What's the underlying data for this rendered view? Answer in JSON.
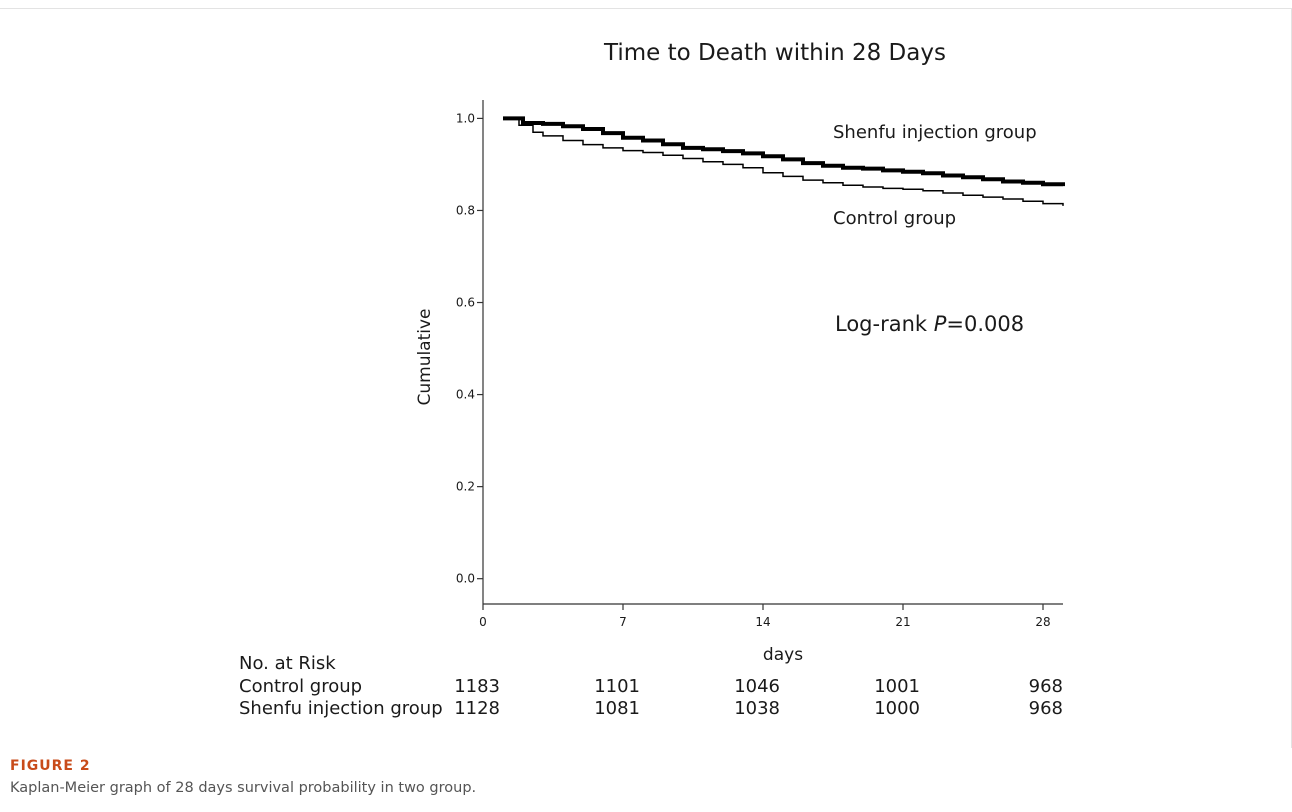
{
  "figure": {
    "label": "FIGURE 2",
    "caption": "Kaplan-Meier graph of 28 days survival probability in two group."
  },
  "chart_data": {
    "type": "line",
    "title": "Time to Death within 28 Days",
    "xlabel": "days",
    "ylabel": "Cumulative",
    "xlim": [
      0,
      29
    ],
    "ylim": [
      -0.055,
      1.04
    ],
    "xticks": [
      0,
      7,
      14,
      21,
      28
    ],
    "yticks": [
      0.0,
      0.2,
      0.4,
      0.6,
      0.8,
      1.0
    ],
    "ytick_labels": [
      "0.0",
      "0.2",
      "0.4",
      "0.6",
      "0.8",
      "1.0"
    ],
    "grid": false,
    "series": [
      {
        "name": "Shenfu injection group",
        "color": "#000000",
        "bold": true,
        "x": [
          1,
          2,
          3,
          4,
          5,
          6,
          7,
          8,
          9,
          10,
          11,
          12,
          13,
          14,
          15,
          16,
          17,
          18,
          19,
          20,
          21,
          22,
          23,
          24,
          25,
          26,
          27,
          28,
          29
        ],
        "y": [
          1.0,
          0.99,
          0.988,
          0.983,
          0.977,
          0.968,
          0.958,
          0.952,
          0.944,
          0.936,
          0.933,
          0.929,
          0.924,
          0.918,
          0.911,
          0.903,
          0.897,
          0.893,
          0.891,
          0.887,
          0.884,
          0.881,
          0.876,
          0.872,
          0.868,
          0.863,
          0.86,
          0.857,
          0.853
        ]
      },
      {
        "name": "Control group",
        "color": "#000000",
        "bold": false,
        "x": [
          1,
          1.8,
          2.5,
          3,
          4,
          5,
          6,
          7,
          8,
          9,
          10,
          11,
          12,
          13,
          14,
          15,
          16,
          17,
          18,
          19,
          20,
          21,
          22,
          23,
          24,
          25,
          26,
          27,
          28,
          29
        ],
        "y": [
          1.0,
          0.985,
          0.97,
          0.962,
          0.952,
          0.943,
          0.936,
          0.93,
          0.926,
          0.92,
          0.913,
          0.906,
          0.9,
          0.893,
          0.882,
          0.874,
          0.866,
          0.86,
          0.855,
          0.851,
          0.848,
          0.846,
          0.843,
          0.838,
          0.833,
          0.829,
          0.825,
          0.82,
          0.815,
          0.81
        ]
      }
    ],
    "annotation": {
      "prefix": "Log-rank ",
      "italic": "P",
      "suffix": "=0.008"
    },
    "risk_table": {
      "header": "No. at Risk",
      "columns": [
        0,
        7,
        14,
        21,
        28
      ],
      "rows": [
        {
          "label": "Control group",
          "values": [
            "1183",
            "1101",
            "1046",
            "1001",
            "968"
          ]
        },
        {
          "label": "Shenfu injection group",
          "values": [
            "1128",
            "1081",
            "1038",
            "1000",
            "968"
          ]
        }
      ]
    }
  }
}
◇ ◇ ◇
**TASK TO CARRY OUT**
In your copy of the records, include no pictures; repeat everything else exactly.

**OUTPUT**
What's the underlying data for this rendered view? Answer in JSON.
{
  "figure": {
    "label": "FIGURE 2",
    "caption": "Kaplan-Meier graph of 28 days survival probability in two group."
  },
  "chart_data": {
    "type": "line",
    "title": "Time to Death within 28 Days",
    "xlabel": "days",
    "ylabel": "Cumulative",
    "xlim": [
      0,
      29
    ],
    "ylim": [
      -0.055,
      1.04
    ],
    "xticks": [
      0,
      7,
      14,
      21,
      28
    ],
    "yticks": [
      0.0,
      0.2,
      0.4,
      0.6,
      0.8,
      1.0
    ],
    "ytick_labels": [
      "0.0",
      "0.2",
      "0.4",
      "0.6",
      "0.8",
      "1.0"
    ],
    "grid": false,
    "series": [
      {
        "name": "Shenfu injection group",
        "color": "#000000",
        "bold": true,
        "x": [
          1,
          2,
          3,
          4,
          5,
          6,
          7,
          8,
          9,
          10,
          11,
          12,
          13,
          14,
          15,
          16,
          17,
          18,
          19,
          20,
          21,
          22,
          23,
          24,
          25,
          26,
          27,
          28,
          29
        ],
        "y": [
          1.0,
          0.99,
          0.988,
          0.983,
          0.977,
          0.968,
          0.958,
          0.952,
          0.944,
          0.936,
          0.933,
          0.929,
          0.924,
          0.918,
          0.911,
          0.903,
          0.897,
          0.893,
          0.891,
          0.887,
          0.884,
          0.881,
          0.876,
          0.872,
          0.868,
          0.863,
          0.86,
          0.857,
          0.853
        ]
      },
      {
        "name": "Control group",
        "color": "#000000",
        "bold": false,
        "x": [
          1,
          1.8,
          2.5,
          3,
          4,
          5,
          6,
          7,
          8,
          9,
          10,
          11,
          12,
          13,
          14,
          15,
          16,
          17,
          18,
          19,
          20,
          21,
          22,
          23,
          24,
          25,
          26,
          27,
          28,
          29
        ],
        "y": [
          1.0,
          0.985,
          0.97,
          0.962,
          0.952,
          0.943,
          0.936,
          0.93,
          0.926,
          0.92,
          0.913,
          0.906,
          0.9,
          0.893,
          0.882,
          0.874,
          0.866,
          0.86,
          0.855,
          0.851,
          0.848,
          0.846,
          0.843,
          0.838,
          0.833,
          0.829,
          0.825,
          0.82,
          0.815,
          0.81
        ]
      }
    ],
    "annotation": {
      "prefix": "Log-rank ",
      "italic": "P",
      "suffix": "=0.008"
    },
    "risk_table": {
      "header": "No. at Risk",
      "columns": [
        0,
        7,
        14,
        21,
        28
      ],
      "rows": [
        {
          "label": "Control group",
          "values": [
            "1183",
            "1101",
            "1046",
            "1001",
            "968"
          ]
        },
        {
          "label": "Shenfu injection group",
          "values": [
            "1128",
            "1081",
            "1038",
            "1000",
            "968"
          ]
        }
      ]
    }
  }
}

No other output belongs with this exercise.